What the task requires
Copy the listing below line for line, leaving every character unchanged.

-------- Entries provided

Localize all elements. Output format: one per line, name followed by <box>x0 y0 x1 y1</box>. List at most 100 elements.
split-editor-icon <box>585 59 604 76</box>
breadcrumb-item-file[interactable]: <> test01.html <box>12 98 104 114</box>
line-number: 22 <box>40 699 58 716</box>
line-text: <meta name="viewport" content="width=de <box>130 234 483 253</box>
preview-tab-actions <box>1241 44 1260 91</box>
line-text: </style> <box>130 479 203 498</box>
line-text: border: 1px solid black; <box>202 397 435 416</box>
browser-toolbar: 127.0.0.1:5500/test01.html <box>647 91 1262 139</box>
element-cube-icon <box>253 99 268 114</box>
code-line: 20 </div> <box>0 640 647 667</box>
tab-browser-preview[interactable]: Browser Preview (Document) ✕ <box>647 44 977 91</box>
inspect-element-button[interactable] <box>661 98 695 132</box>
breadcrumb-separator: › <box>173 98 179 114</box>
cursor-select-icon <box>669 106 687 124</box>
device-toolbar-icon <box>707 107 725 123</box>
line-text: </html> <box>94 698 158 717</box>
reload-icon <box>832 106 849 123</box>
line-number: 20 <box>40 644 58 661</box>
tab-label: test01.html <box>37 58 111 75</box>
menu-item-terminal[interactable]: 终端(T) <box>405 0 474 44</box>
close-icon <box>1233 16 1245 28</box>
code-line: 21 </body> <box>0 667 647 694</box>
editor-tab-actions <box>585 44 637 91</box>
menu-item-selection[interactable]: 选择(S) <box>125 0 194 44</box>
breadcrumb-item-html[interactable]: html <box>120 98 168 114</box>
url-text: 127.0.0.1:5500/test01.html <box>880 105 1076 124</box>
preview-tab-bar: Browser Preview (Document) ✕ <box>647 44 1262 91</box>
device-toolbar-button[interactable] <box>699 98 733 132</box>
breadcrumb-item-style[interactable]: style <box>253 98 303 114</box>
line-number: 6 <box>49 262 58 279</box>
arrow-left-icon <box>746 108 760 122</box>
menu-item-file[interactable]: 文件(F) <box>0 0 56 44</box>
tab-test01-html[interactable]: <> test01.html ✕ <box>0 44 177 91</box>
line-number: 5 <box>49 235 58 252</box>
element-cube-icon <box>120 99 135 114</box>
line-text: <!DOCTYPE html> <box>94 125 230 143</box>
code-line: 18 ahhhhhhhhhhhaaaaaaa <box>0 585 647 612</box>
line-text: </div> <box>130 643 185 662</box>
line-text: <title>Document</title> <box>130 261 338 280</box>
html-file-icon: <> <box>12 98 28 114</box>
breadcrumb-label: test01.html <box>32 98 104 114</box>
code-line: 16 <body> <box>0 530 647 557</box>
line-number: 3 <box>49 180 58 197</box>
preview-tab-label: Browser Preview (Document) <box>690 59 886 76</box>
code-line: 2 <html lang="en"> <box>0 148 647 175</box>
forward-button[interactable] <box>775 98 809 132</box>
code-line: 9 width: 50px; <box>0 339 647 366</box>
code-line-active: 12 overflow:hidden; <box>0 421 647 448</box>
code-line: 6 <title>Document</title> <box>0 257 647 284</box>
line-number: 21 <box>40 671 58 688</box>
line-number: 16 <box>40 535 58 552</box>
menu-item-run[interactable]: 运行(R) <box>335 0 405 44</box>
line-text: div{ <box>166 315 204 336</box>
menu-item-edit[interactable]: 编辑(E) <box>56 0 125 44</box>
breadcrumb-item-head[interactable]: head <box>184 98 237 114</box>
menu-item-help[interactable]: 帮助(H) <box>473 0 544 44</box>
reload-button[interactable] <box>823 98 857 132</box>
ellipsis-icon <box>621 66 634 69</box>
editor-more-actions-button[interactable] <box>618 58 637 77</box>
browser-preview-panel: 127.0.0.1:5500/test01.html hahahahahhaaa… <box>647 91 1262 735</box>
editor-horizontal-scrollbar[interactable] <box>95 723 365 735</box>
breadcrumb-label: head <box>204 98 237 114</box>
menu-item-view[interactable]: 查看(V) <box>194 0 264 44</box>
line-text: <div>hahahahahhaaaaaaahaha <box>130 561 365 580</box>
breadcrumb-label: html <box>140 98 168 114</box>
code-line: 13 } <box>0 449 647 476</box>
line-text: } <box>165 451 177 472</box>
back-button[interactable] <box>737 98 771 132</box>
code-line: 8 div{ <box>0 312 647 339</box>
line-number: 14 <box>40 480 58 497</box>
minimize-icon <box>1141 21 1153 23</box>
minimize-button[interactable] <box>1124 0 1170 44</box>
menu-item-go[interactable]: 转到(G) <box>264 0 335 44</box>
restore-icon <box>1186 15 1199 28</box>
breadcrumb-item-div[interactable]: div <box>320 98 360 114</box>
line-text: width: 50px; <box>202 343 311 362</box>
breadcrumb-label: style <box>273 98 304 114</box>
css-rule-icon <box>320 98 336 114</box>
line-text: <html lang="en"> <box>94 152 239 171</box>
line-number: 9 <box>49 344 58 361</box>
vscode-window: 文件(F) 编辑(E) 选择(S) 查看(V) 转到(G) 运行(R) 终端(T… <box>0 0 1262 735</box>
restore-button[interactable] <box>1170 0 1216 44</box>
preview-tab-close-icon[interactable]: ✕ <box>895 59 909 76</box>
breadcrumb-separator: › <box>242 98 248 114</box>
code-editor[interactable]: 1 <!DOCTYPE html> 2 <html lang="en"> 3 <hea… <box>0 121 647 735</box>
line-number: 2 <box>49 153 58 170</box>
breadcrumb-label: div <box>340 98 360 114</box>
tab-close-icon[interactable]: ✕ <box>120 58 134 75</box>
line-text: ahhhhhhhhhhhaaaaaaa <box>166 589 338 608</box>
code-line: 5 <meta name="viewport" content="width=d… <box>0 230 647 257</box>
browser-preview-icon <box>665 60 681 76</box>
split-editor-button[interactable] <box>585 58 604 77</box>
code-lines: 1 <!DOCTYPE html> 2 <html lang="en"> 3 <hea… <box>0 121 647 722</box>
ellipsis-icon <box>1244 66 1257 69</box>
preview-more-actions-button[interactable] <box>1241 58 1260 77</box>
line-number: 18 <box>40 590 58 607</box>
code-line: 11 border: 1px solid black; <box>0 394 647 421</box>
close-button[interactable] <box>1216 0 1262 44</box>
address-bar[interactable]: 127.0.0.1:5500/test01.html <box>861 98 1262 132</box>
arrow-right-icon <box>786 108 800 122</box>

----------------

Problem solution
Localize all elements. Output format: one per line, name followed by <box>x0 y0 x1 y1</box>. List at most 100 elements.
split-editor-icon <box>585 59 604 76</box>
breadcrumb-item-file[interactable]: <> test01.html <box>12 98 104 114</box>
line-number: 22 <box>40 699 58 716</box>
line-text: <meta name="viewport" content="width=de <box>130 234 483 253</box>
preview-tab-actions <box>1241 44 1260 91</box>
line-text: </style> <box>130 479 203 498</box>
line-text: border: 1px solid black; <box>202 397 435 416</box>
browser-toolbar: 127.0.0.1:5500/test01.html <box>647 91 1262 139</box>
element-cube-icon <box>253 99 268 114</box>
code-line: 20 </div> <box>0 640 647 667</box>
tab-browser-preview[interactable]: Browser Preview (Document) ✕ <box>647 44 977 91</box>
inspect-element-button[interactable] <box>661 98 695 132</box>
breadcrumb-separator: › <box>173 98 179 114</box>
cursor-select-icon <box>669 106 687 124</box>
device-toolbar-icon <box>707 107 725 123</box>
line-text: </html> <box>94 698 158 717</box>
reload-icon <box>832 106 849 123</box>
line-number: 20 <box>40 644 58 661</box>
tab-label: test01.html <box>37 58 111 75</box>
menu-item-terminal[interactable]: 终端(T) <box>405 0 474 44</box>
close-icon <box>1233 16 1245 28</box>
code-line: 21 </body> <box>0 667 647 694</box>
editor-tab-actions <box>585 44 637 91</box>
menu-item-selection[interactable]: 选择(S) <box>125 0 194 44</box>
breadcrumb-item-html[interactable]: html <box>120 98 168 114</box>
url-text: 127.0.0.1:5500/test01.html <box>880 105 1076 124</box>
preview-tab-bar: Browser Preview (Document) ✕ <box>647 44 1262 91</box>
device-toolbar-button[interactable] <box>699 98 733 132</box>
breadcrumb-item-style[interactable]: style <box>253 98 303 114</box>
line-number: 6 <box>49 262 58 279</box>
arrow-left-icon <box>746 108 760 122</box>
menu-item-file[interactable]: 文件(F) <box>0 0 56 44</box>
tab-test01-html[interactable]: <> test01.html ✕ <box>0 44 177 91</box>
line-number: 5 <box>49 235 58 252</box>
element-cube-icon <box>120 99 135 114</box>
line-text: <!DOCTYPE html> <box>94 125 230 143</box>
code-line: 18 ahhhhhhhhhhhaaaaaaa <box>0 585 647 612</box>
line-text: </div> <box>130 643 185 662</box>
line-text: <title>Document</title> <box>130 261 338 280</box>
html-file-icon: <> <box>12 98 28 114</box>
breadcrumb-label: test01.html <box>32 98 104 114</box>
code-line: 16 <body> <box>0 530 647 557</box>
line-number: 3 <box>49 180 58 197</box>
preview-tab-label: Browser Preview (Document) <box>690 59 886 76</box>
code-line: 2 <html lang="en"> <box>0 148 647 175</box>
forward-button[interactable] <box>775 98 809 132</box>
code-line: 9 width: 50px; <box>0 339 647 366</box>
code-line-active: 12 overflow:hidden; <box>0 421 647 448</box>
code-line: 6 <title>Document</title> <box>0 257 647 284</box>
line-number: 21 <box>40 671 58 688</box>
line-number: 16 <box>40 535 58 552</box>
menu-item-run[interactable]: 运行(R) <box>335 0 405 44</box>
line-text: div{ <box>166 315 204 336</box>
menu-item-edit[interactable]: 编辑(E) <box>56 0 125 44</box>
breadcrumb-item-head[interactable]: head <box>184 98 237 114</box>
menu-item-help[interactable]: 帮助(H) <box>473 0 544 44</box>
reload-button[interactable] <box>823 98 857 132</box>
ellipsis-icon <box>621 66 634 69</box>
editor-more-actions-button[interactable] <box>618 58 637 77</box>
browser-preview-panel: 127.0.0.1:5500/test01.html hahahahahhaaa… <box>647 91 1262 735</box>
editor-horizontal-scrollbar[interactable] <box>95 723 365 735</box>
breadcrumb-label: head <box>204 98 237 114</box>
menu-item-view[interactable]: 查看(V) <box>194 0 264 44</box>
line-text: <div>hahahahahhaaaaaaahaha <box>130 561 365 580</box>
breadcrumb-label: html <box>140 98 168 114</box>
code-line: 13 } <box>0 449 647 476</box>
line-text: } <box>165 451 177 472</box>
back-button[interactable] <box>737 98 771 132</box>
code-line: 8 div{ <box>0 312 647 339</box>
line-number: 14 <box>40 480 58 497</box>
minimize-icon <box>1141 21 1153 23</box>
minimize-button[interactable] <box>1124 0 1170 44</box>
menu-item-go[interactable]: 转到(G) <box>264 0 335 44</box>
restore-icon <box>1186 15 1199 28</box>
breadcrumb-item-div[interactable]: div <box>320 98 360 114</box>
line-text: width: 50px; <box>202 343 311 362</box>
breadcrumb-label: style <box>273 98 304 114</box>
css-rule-icon <box>320 98 336 114</box>
line-text: <html lang="en"> <box>94 152 239 171</box>
line-number: 9 <box>49 344 58 361</box>
vscode-window: 文件(F) 编辑(E) 选择(S) 查看(V) 转到(G) 运行(R) 终端(T… <box>0 0 1262 735</box>
restore-button[interactable] <box>1170 0 1216 44</box>
preview-tab-close-icon[interactable]: ✕ <box>895 59 909 76</box>
breadcrumb-separator: › <box>242 98 248 114</box>
code-editor[interactable]: 1 <!DOCTYPE html> 2 <html lang="en"> 3 <hea… <box>0 121 647 735</box>
line-number: 2 <box>49 153 58 170</box>
breadcrumb-label: div <box>340 98 360 114</box>
tab-close-icon[interactable]: ✕ <box>120 58 134 75</box>
line-text: ahhhhhhhhhhhaaaaaaa <box>166 589 338 608</box>
code-line: 5 <meta name="viewport" content="width=d… <box>0 230 647 257</box>
browser-preview-icon <box>665 60 681 76</box>
split-editor-button[interactable] <box>585 58 604 77</box>
code-lines: 1 <!DOCTYPE html> 2 <html lang="en"> 3 <hea… <box>0 121 647 722</box>
ellipsis-icon <box>1244 66 1257 69</box>
preview-more-actions-button[interactable] <box>1241 58 1260 77</box>
line-number: 18 <box>40 590 58 607</box>
code-line: 11 border: 1px solid black; <box>0 394 647 421</box>
close-button[interactable] <box>1216 0 1262 44</box>
address-bar[interactable]: 127.0.0.1:5500/test01.html <box>861 98 1262 132</box>
arrow-right-icon <box>786 108 800 122</box>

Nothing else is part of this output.